### EXCERPT TO READ
START
# Books...



## StdPooDad (Mar 16, 2012)

It's not an exaggeration to say that after reading this book, Teaching the Dog to Think: My Year of Dog Agility Training with My Collie, Willow,, that my training changed totally. 

I read a few examples and tried them, then realized how *powerful* clicker training is! Please don't do what I did and confuse clicker training with "training with a clicker" "Training with a clicker" just means you use a clicker and treats to mark the finished behavior. 
"clicker training" means that in most cases you use shaping to get the dog to figure out the behavior themselves. 

A book I'm reading now is called The Thinking Dog: Crossover to Clicker Training VERY good book!


----------



## Maxy24 (Mar 5, 2011)

It's very true, many people don't really understand what clicker training can be. They just think of it as an extra thing you must do before giving the treat, an inconvenience. Once you start reading about shaping and once you start more complex behaviors or start working from a distance the benefits of clicker (or marker) training are amazing. Shaping is so cool to see, watching their brains work. But it can be frustrating until the dog becomes clicker savvy, dogs need to learn how to think and offer behaviors before they become really proficient at shaping.


----------



## Deaf Dogs (Apr 10, 2012)

The best clicker training book I've come across is "Reaching the Animal Mind" by Karen Pryor. I am a clicker trainer too. I use almost no luring when training I train almost totally with shaping and free shaping.


----------



## StdPooDad (Mar 16, 2012)

I have 2 dogs...Seamus is a bit over 5, Teaghan just over 2. I primarily used luring with Seamus. When I take out the clicker with him, he just sits there and looks at me. 

I just started Teaghan on clicker training, she is young enough and so "wiggly" that, intended or not, there are lots of things to click with her to get started. I have no intention of doing any other kind of training with Teaghan. I won't say I will *never* lure, but most likely not. 

An example of how strong clicker training with her is "down". After 2 years of luring, the best she could do was a half a&*ed down, but I had to stoop down with a treat. However, after reading a part in one of the books I mentioned about teaching "down" with a clicker, I decided to shape her for it. After 2 session, one 3 minutes and one 2 minutes, she was consistently dropping "down"

I've started shaping her for a dogwalk in agility. I have a rubber covered piece of shelving that I pull out, put on the living room floor. We've only spent maybe a few minutes on it, but already she's getting it. 

Before i started shaping, I knew it was powerful, but never having done it, I didn't realize how *fast* it can be! (that is, if your dog offers behaviors, lol )



Maxy24 said:


> But it can be frustrating until the dog becomes clicker savvy, dogs need to learn how to think and offer behaviors before they become really proficient at shaping.


----------



## bridget246 (Oct 26, 2011)

When clicker training do you need to have a clicker with you in order for the training to work?


----------



## StdPooDad (Mar 16, 2012)

Only when training, but once you have the behavior it's just like anything else. If you want to train, but don't have a clicker handy, you can use a marker word like "yes"
Make it a short, unemotional word. Don't go over the top...it's better to say "yes" than "yeeeessss, my sweet baby", etc...

Another term for clicker training is marker training. A clicker just happens to be a good way to mark the exact behavior that you want. 

Basically, it goes like this.
END
### ENTRIES SUPPLIED
START
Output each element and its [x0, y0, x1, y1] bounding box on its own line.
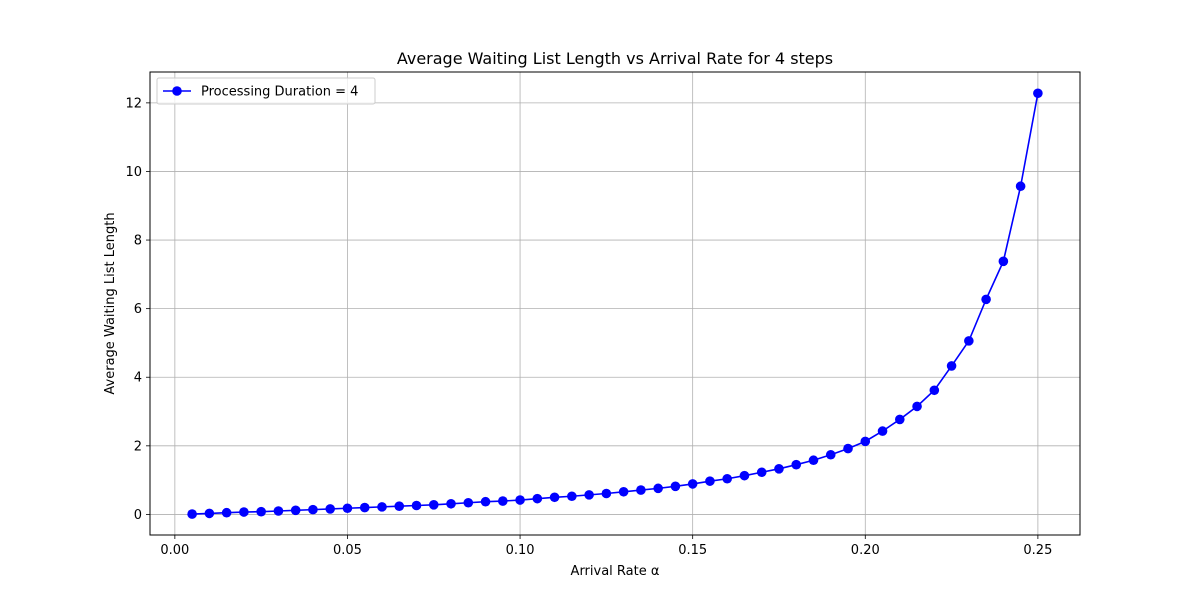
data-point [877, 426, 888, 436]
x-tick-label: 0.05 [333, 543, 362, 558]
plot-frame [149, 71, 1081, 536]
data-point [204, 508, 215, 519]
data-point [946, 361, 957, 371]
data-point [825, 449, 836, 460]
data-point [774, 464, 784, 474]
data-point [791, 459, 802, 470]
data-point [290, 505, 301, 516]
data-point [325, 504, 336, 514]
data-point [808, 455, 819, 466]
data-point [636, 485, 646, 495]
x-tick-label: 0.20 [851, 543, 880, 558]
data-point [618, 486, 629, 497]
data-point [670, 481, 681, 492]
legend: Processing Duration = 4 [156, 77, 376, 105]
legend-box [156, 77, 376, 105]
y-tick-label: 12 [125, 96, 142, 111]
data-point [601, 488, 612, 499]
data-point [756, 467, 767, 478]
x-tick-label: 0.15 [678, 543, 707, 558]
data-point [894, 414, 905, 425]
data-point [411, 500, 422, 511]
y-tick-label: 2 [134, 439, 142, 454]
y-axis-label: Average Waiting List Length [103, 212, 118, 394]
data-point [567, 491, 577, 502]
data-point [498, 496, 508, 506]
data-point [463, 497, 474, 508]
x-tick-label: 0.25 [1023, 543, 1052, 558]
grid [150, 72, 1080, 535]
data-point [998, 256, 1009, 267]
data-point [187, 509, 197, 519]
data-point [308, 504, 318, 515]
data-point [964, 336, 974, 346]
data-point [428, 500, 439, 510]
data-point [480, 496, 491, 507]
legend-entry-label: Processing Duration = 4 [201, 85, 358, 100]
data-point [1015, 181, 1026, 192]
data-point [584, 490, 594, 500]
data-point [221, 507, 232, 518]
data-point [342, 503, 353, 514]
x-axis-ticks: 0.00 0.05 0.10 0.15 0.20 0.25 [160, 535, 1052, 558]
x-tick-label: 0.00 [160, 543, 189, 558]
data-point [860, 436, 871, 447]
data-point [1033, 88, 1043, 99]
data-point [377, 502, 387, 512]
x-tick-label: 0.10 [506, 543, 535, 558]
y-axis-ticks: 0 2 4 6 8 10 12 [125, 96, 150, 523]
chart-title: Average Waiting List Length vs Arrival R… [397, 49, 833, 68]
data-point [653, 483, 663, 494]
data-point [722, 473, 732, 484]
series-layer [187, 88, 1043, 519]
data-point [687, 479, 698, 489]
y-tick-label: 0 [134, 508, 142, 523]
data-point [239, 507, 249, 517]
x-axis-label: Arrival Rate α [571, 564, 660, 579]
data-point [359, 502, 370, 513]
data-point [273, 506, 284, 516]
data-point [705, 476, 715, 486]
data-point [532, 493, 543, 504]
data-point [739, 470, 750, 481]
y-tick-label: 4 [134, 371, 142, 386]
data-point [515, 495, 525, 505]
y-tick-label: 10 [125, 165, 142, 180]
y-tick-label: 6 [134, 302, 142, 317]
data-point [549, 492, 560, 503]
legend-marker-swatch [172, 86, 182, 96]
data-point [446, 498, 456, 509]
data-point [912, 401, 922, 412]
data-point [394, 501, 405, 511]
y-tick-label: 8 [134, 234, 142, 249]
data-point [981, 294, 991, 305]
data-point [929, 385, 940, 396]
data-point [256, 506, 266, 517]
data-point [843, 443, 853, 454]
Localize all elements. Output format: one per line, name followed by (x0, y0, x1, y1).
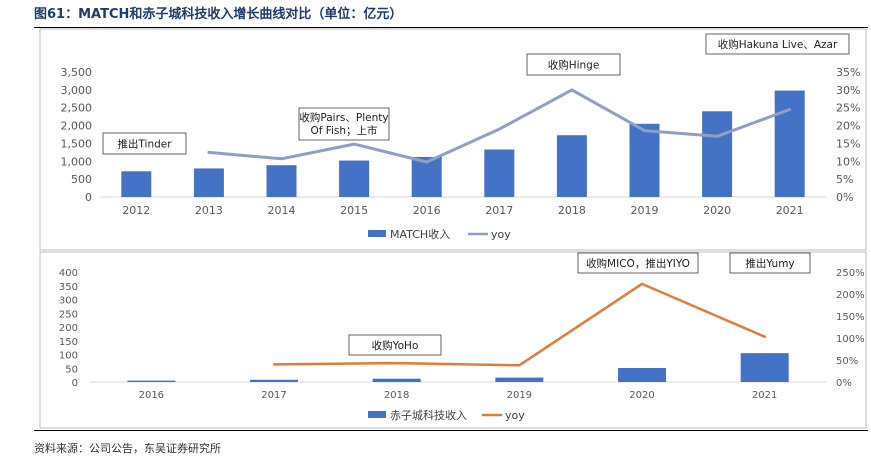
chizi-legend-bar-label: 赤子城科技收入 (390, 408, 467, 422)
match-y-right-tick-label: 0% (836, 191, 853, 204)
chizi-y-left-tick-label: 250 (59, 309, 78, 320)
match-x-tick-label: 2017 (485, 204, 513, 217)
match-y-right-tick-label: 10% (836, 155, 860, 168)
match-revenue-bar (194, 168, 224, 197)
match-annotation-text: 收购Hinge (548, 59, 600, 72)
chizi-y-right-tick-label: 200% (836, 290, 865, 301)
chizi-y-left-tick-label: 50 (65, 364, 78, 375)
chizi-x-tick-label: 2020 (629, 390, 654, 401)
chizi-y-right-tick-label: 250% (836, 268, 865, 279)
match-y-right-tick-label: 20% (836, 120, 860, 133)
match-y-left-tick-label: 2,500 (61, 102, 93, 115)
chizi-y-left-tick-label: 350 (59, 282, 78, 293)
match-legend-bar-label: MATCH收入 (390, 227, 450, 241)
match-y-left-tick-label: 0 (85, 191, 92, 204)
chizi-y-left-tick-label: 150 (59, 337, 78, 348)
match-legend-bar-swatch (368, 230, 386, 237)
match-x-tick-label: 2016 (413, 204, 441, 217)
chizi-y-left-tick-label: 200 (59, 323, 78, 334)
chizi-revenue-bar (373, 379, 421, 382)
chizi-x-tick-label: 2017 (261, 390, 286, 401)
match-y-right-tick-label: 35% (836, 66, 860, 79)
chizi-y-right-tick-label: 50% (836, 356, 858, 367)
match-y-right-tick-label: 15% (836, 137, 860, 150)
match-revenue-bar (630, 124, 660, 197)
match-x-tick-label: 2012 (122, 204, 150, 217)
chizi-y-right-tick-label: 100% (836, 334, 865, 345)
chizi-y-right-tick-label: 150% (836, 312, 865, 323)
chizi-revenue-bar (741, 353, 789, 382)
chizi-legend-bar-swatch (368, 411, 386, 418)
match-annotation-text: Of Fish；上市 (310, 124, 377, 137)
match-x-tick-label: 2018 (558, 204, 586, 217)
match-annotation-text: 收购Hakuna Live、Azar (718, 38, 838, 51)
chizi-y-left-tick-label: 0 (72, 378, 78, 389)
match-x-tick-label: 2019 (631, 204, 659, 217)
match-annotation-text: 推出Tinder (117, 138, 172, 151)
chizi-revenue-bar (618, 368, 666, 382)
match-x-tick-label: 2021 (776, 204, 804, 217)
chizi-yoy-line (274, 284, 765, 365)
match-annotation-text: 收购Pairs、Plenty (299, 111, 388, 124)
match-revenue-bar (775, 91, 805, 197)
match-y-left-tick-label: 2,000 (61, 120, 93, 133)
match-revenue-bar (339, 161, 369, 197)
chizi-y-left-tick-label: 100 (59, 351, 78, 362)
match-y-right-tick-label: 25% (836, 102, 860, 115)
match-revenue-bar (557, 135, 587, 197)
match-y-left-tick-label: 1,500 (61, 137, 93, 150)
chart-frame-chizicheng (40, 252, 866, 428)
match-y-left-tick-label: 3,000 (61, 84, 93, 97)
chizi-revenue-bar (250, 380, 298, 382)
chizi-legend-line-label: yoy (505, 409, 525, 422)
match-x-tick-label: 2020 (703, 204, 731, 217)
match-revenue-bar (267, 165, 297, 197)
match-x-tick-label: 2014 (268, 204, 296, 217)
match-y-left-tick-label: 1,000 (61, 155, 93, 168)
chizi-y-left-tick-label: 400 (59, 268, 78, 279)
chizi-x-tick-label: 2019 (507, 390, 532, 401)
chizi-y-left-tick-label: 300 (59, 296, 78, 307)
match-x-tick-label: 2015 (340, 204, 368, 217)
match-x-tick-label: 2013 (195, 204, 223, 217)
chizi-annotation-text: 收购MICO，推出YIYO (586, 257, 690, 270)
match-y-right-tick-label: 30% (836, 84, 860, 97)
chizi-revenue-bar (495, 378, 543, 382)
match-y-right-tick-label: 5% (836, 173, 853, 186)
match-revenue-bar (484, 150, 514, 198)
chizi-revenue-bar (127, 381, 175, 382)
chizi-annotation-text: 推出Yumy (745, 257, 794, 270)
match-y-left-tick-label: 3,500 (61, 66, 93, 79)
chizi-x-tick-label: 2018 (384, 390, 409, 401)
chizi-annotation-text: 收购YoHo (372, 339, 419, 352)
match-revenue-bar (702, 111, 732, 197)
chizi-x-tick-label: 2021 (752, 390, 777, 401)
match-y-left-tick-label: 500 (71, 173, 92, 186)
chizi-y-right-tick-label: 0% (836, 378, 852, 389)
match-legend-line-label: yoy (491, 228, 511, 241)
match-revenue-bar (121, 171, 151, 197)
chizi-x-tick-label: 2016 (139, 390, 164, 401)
END
### YOUR OBJECTIVE
In the clicker training thread, which book does the poster Deaf Dogs call the best clicker training book they have come across?

### WRITTEN REPLY
"Reaching the Animal Mind" by Karen Pryor.